> _Requirement 1_: Could you edit the part of the rows that opens with the line containing "- chart-svg: [26, 26, 774, 774]" and closes with the line containing "- chart-frame: TheBottleneck.com: [0, 0, 800, 800]", replacing "curve-marker" with "point-marker" and changing nothing else? Return only those lines.

> _Excerpted passage_:
29 June 2013

Nature-inspired poetry. The Guadalquivir

Andalusian people have always been awed about the magnificent river of Guadalquivir among the other manifestations of nature and many poets in these lands have also been inspired by those same waters. A Cordovan poetess, Concha Lagos (1909-2007) has written the lines I love most using a language so simple, crisp and plain, yet so deep and bottomless. Here you go.

Al Guadalquivir
To Guadalquivir
¡Qué pequeño naces!,
niño, río, amor,
¡Qué grande te haces!
Born so wee,
boy, river, love,
you grow so big!

Concha Lagos with Vicente Aleixandre and other poets. Image taken from I.E.S. Carbula website

Note that this piece is very much in line with how the common people feel about their beloved river, the one that wines and dines and comforts them. You can read the same spirit in the work of Sevillian playwrights, Quintero brothers (Serafín, 1871-1938; Joaquín, 1873-1944). Here are extracts from a poem by the two, as it's set in stone near a bridge (namely, Puente de las Herrerías) in the sources of the Guadalquivir River.

> _Requirement 2_:
From the Guadalquivir poetry post:
(a) What years of birth and death are given for Concha Lagos?
(b) Near which bridge is the Quintero brothers' poem set in stone?
(c) What city are the Quintero brothers associated with?

> _Records provided_:

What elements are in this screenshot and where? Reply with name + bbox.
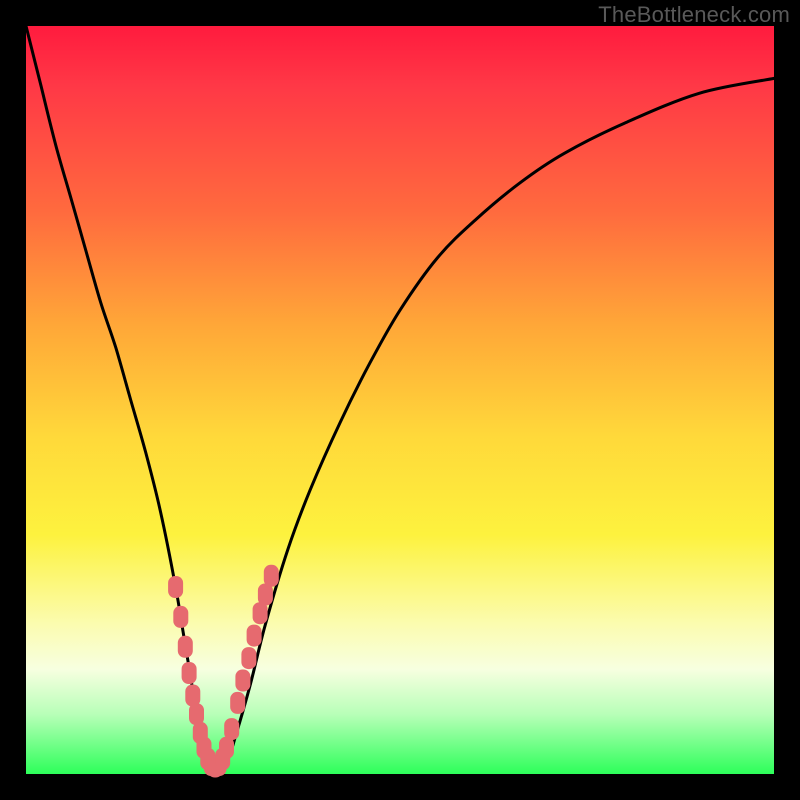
- chart-svg: [26, 26, 774, 774]
- curve-marker: [178, 636, 193, 658]
- curve-marker: [230, 692, 245, 714]
- bottleneck-curve: [26, 26, 774, 768]
- curve-marker: [224, 718, 239, 740]
- curve-marker: [235, 670, 250, 692]
- curve-marker: [182, 662, 197, 684]
- chart-frame: TheBottleneck.com: [0, 0, 800, 800]
- curve-marker: [258, 584, 273, 606]
- curve-marker: [185, 685, 200, 707]
- curve-marker: [241, 647, 256, 669]
- curve-marker: [173, 606, 188, 628]
- marker-group: [168, 565, 279, 778]
- chart-plot-area: [26, 26, 774, 774]
- curve-marker: [264, 565, 279, 587]
- watermark-text: TheBottleneck.com: [598, 2, 790, 28]
- curve-marker: [189, 703, 204, 725]
- curve-marker: [247, 625, 262, 647]
- curve-marker: [168, 576, 183, 598]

> _Worked solution 1_:
- chart-svg: [26, 26, 774, 774]
- point-marker: [178, 636, 193, 658]
- point-marker: [230, 692, 245, 714]
- bottleneck-curve: [26, 26, 774, 768]
- point-marker: [224, 718, 239, 740]
- point-marker: [235, 670, 250, 692]
- point-marker: [182, 662, 197, 684]
- chart-frame: TheBottleneck.com: [0, 0, 800, 800]

> _Worked solution 2_:
(a) 1909–2007
(b) Puente de las Herrerías
(c) Seville